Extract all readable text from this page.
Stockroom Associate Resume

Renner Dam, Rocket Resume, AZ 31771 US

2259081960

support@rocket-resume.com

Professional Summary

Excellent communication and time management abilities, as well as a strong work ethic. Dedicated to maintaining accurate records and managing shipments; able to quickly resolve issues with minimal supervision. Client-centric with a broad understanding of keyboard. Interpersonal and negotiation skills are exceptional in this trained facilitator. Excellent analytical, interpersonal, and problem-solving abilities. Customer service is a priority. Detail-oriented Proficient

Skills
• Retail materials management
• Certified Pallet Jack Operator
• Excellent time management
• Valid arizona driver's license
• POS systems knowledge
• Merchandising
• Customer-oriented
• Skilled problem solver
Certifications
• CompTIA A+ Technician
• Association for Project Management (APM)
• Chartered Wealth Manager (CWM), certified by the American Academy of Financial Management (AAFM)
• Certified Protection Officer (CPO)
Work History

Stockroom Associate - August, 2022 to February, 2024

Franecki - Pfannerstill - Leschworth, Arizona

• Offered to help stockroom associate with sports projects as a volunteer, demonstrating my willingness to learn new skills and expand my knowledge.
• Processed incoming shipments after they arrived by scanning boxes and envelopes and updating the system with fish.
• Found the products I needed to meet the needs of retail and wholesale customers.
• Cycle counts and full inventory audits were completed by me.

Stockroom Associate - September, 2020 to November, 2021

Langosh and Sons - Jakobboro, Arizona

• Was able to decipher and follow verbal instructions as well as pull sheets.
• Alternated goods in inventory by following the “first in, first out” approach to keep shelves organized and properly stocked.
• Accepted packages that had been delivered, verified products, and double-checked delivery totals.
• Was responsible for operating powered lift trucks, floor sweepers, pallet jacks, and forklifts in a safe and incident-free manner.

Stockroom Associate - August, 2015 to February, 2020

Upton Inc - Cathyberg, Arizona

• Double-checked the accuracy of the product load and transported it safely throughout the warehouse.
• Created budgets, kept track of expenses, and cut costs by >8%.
==
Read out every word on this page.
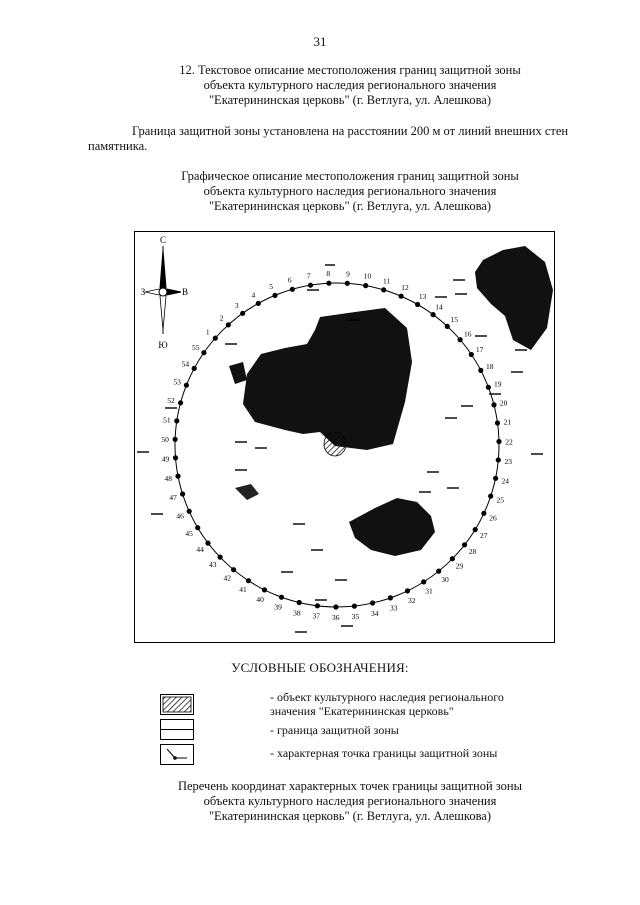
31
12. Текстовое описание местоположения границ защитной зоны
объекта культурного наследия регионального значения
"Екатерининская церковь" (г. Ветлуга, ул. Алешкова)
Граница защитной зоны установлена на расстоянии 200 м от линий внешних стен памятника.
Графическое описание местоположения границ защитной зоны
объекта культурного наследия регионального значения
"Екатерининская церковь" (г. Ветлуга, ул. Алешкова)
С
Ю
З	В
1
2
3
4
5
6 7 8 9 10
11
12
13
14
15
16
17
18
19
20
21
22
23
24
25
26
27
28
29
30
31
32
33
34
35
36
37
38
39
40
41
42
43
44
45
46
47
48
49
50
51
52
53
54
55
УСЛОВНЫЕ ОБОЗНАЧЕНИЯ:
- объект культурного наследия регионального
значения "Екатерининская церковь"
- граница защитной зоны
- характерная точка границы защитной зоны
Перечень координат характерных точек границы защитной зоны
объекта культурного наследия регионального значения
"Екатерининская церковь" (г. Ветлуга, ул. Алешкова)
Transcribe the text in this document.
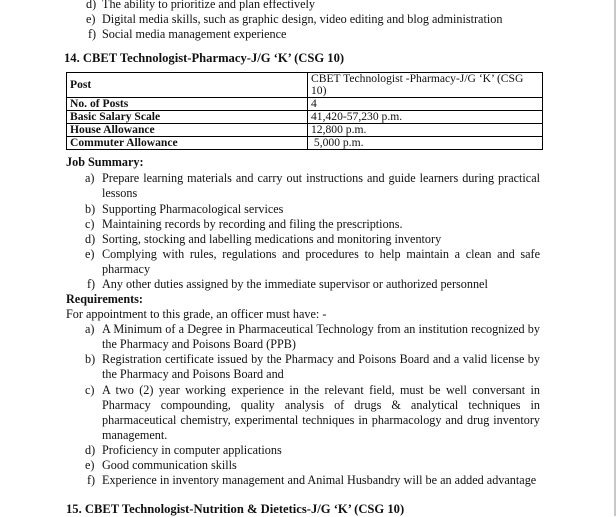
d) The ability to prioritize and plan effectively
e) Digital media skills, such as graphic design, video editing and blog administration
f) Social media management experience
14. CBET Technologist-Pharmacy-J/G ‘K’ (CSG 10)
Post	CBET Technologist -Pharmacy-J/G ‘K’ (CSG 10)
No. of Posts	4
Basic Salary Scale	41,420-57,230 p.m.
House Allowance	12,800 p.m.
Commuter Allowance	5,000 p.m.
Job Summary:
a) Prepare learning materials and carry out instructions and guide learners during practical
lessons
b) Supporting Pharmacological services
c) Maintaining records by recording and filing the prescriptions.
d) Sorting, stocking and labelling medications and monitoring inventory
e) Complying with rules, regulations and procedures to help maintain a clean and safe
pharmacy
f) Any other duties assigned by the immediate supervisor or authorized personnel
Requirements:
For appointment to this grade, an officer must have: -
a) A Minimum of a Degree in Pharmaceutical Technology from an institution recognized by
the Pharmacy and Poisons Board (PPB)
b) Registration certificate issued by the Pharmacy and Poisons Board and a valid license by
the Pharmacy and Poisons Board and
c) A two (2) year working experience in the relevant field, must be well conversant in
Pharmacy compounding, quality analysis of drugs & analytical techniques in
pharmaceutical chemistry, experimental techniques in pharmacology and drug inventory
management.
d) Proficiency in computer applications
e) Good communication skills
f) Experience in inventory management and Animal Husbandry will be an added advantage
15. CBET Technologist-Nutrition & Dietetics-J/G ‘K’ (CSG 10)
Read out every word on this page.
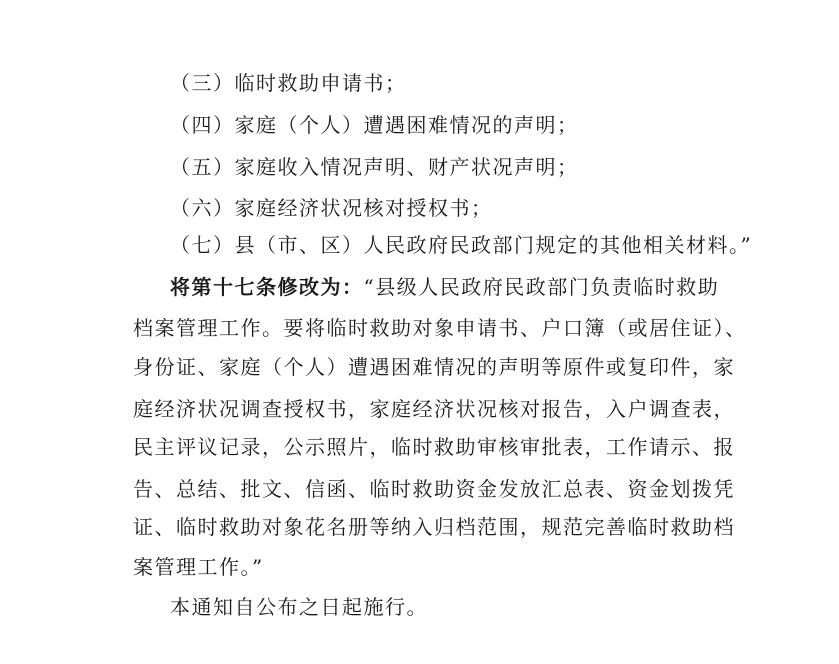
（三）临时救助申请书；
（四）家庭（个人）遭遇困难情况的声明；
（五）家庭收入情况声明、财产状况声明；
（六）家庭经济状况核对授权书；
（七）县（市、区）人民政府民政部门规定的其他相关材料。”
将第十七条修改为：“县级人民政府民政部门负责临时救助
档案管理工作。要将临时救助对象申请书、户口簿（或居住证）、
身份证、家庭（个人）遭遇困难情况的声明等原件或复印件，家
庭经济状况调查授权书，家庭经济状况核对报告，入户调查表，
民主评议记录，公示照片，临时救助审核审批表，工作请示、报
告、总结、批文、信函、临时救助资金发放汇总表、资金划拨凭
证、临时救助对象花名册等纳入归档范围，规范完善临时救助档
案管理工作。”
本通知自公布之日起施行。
---
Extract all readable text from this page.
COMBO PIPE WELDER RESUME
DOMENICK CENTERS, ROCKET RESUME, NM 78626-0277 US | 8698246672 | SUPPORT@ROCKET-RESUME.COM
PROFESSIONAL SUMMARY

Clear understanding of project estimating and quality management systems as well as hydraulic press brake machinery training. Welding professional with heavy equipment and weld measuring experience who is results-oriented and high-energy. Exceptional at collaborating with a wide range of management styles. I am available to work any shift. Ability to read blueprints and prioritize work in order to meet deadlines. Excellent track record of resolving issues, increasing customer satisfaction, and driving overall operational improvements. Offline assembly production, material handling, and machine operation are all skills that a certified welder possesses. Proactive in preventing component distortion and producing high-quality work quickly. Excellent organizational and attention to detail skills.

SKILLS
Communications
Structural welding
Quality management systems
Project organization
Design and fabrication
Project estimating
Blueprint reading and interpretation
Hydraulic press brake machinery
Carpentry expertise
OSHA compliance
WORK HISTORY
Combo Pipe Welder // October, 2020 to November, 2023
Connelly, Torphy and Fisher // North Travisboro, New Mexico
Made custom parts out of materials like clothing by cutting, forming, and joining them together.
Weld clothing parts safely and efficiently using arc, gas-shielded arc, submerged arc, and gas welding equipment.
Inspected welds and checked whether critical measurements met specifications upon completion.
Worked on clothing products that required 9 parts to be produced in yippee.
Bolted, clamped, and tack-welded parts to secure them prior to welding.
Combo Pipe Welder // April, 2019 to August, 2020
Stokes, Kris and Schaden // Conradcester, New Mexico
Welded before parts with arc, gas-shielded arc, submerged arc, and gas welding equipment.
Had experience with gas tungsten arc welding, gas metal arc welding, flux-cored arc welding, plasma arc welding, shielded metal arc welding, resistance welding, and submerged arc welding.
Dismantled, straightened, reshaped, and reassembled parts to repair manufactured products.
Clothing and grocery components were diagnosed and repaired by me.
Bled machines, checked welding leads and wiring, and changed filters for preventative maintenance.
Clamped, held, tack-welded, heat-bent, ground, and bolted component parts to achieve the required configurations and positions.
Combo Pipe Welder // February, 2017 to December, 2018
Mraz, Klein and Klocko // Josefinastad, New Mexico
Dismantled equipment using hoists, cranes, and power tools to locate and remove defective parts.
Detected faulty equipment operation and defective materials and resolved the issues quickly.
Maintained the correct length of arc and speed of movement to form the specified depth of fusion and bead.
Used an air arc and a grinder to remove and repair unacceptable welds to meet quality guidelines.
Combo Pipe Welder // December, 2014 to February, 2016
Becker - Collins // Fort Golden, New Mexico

SHORT TASK:
Determine how many lines above contain "границы" as a word or string. Give the number alone.

THE RESPONSE:
2